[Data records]
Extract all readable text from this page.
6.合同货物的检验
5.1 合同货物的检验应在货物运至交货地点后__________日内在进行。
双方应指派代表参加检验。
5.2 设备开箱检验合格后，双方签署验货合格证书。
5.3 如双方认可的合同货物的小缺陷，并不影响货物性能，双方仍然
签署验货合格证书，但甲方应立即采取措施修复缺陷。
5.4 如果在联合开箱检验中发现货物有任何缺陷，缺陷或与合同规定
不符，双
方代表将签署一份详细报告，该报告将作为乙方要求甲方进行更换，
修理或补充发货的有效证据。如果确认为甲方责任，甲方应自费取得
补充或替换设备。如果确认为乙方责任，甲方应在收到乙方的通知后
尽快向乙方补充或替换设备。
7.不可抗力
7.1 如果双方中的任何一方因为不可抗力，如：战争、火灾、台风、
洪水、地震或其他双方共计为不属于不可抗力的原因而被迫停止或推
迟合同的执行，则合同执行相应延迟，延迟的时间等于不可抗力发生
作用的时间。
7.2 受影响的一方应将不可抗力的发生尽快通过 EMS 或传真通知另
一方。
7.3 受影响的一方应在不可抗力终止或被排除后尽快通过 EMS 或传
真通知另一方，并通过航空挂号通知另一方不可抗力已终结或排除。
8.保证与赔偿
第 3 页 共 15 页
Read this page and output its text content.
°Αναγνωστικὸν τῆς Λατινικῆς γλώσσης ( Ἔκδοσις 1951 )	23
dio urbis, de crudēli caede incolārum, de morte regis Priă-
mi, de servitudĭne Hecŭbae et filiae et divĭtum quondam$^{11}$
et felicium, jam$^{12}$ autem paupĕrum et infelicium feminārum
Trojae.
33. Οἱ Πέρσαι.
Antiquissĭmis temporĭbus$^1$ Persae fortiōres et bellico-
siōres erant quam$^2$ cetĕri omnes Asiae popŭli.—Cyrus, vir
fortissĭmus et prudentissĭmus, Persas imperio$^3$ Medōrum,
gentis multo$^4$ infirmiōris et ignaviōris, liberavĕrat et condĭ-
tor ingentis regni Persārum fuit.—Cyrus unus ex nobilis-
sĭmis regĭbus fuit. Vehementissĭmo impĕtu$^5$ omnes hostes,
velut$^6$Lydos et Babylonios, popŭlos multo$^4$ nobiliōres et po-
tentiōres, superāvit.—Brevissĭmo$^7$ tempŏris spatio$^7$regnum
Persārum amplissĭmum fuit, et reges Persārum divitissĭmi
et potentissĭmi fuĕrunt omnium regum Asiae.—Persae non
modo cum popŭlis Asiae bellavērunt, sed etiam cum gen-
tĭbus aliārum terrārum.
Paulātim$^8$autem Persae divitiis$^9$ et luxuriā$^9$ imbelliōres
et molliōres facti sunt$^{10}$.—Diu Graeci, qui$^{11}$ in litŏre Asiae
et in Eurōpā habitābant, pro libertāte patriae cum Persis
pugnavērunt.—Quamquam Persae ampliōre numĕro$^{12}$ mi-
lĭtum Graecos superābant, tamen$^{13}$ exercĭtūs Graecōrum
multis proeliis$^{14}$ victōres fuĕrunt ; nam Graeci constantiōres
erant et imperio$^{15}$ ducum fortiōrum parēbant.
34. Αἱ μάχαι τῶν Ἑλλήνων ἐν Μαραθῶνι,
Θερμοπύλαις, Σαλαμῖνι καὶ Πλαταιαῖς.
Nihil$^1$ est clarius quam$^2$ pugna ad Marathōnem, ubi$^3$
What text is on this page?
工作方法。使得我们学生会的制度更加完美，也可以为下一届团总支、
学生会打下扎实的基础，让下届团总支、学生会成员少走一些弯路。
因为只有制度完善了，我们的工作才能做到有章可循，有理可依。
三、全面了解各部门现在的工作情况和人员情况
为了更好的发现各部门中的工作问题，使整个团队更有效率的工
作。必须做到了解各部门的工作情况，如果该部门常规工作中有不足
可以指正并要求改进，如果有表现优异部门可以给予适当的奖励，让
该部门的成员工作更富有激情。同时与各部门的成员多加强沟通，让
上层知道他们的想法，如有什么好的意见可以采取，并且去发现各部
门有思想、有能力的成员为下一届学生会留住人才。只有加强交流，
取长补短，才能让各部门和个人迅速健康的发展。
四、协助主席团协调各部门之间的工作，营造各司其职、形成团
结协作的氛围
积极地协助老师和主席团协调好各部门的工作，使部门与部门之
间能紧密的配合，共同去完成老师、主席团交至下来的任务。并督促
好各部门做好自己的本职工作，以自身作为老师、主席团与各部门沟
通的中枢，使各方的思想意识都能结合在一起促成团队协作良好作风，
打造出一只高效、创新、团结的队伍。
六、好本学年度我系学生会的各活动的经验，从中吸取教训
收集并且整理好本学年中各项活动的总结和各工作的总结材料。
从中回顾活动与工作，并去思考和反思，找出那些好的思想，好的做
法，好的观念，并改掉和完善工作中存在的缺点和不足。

--- AIM OF THE TASK ---
All of the entries above should be written out again exactly.

--- RESULT OF THIS EXERCISE ---
Extract all readable text from this page.
6.合同货物的检验
5.1 合同货物的检验应在货物运至交货地点后__________日内在进行。
双方应指派代表参加检验。
5.2 设备开箱检验合格后，双方签署验货合格证书。
5.3 如双方认可的合同货物的小缺陷，并不影响货物性能，双方仍然
签署验货合格证书，但甲方应立即采取措施修复缺陷。
5.4 如果在联合开箱检验中发现货物有任何缺陷，缺陷或与合同规定
不符，双
方代表将签署一份详细报告，该报告将作为乙方要求甲方进行更换，
修理或补充发货的有效证据。如果确认为甲方责任，甲方应自费取得
补充或替换设备。如果确认为乙方责任，甲方应在收到乙方的通知后
尽快向乙方补充或替换设备。
7.不可抗力
7.1 如果双方中的任何一方因为不可抗力，如：战争、火灾、台风、
洪水、地震或其他双方共计为不属于不可抗力的原因而被迫停止或推
迟合同的执行，则合同执行相应延迟，延迟的时间等于不可抗力发生
作用的时间。
7.2 受影响的一方应将不可抗力的发生尽快通过 EMS 或传真通知另
一方。
7.3 受影响的一方应在不可抗力终止或被排除后尽快通过 EMS 或传
真通知另一方，并通过航空挂号通知另一方不可抗力已终结或排除。
8.保证与赔偿
第 3 页 共 15 页
Read this page and output its text content.
°Αναγνωστικὸν τῆς Λατινικῆς γλώσσης ( Ἔκδοσις 1951 )	23
dio urbis, de crudēli caede incolārum, de morte regis Priă-
mi, de servitudĭne Hecŭbae et filiae et divĭtum quondam$^{11}$
et felicium, jam$^{12}$ autem paupĕrum et infelicium feminārum
Trojae.
33. Οἱ Πέρσαι.
Antiquissĭmis temporĭbus$^1$ Persae fortiōres et bellico-
siōres erant quam$^2$ cetĕri omnes Asiae popŭli.—Cyrus, vir
fortissĭmus et prudentissĭmus, Persas imperio$^3$ Medōrum,
gentis multo$^4$ infirmiōris et ignaviōris, liberavĕrat et condĭ-
tor ingentis regni Persārum fuit.—Cyrus unus ex nobilis-
sĭmis regĭbus fuit. Vehementissĭmo impĕtu$^5$ omnes hostes,
velut$^6$Lydos et Babylonios, popŭlos multo$^4$ nobiliōres et po-
tentiōres, superāvit.—Brevissĭmo$^7$ tempŏris spatio$^7$regnum
Persārum amplissĭmum fuit, et reges Persārum divitissĭmi
et potentissĭmi fuĕrunt omnium regum Asiae.—Persae non
modo cum popŭlis Asiae bellavērunt, sed etiam cum gen-
tĭbus aliārum terrārum.
Paulātim$^8$autem Persae divitiis$^9$ et luxuriā$^9$ imbelliōres
et molliōres facti sunt$^{10}$.—Diu Graeci, qui$^{11}$ in litŏre Asiae
et in Eurōpā habitābant, pro libertāte patriae cum Persis
pugnavērunt.—Quamquam Persae ampliōre numĕro$^{12}$ mi-
lĭtum Graecos superābant, tamen$^{13}$ exercĭtūs Graecōrum
multis proeliis$^{14}$ victōres fuĕrunt ; nam Graeci constantiōres
erant et imperio$^{15}$ ducum fortiōrum parēbant.
34. Αἱ μάχαι τῶν Ἑλλήνων ἐν Μαραθῶνι,
Θερμοπύλαις, Σαλαμῖνι καὶ Πλαταιαῖς.
Nihil$^1$ est clarius quam$^2$ pugna ad Marathōnem, ubi$^3$
What text is on this page?
工作方法。使得我们学生会的制度更加完美，也可以为下一届团总支、
学生会打下扎实的基础，让下届团总支、学生会成员少走一些弯路。
因为只有制度完善了，我们的工作才能做到有章可循，有理可依。
三、全面了解各部门现在的工作情况和人员情况
为了更好的发现各部门中的工作问题，使整个团队更有效率的工
作。必须做到了解各部门的工作情况，如果该部门常规工作中有不足
可以指正并要求改进，如果有表现优异部门可以给予适当的奖励，让
该部门的成员工作更富有激情。同时与各部门的成员多加强沟通，让
上层知道他们的想法，如有什么好的意见可以采取，并且去发现各部
门有思想、有能力的成员为下一届学生会留住人才。只有加强交流，
取长补短，才能让各部门和个人迅速健康的发展。
四、协助主席团协调各部门之间的工作，营造各司其职、形成团
结协作的氛围
积极地协助老师和主席团协调好各部门的工作，使部门与部门之
间能紧密的配合，共同去完成老师、主席团交至下来的任务。并督促
好各部门做好自己的本职工作，以自身作为老师、主席团与各部门沟
通的中枢，使各方的思想意识都能结合在一起促成团队协作良好作风，
打造出一只高效、创新、团结的队伍。
六、好本学年度我系学生会的各活动的经验，从中吸取教训
收集并且整理好本学年中各项活动的总结和各工作的总结材料。
从中回顾活动与工作，并去思考和反思，找出那些好的思想，好的做
法，好的观念，并改掉和完善工作中存在的缺点和不足。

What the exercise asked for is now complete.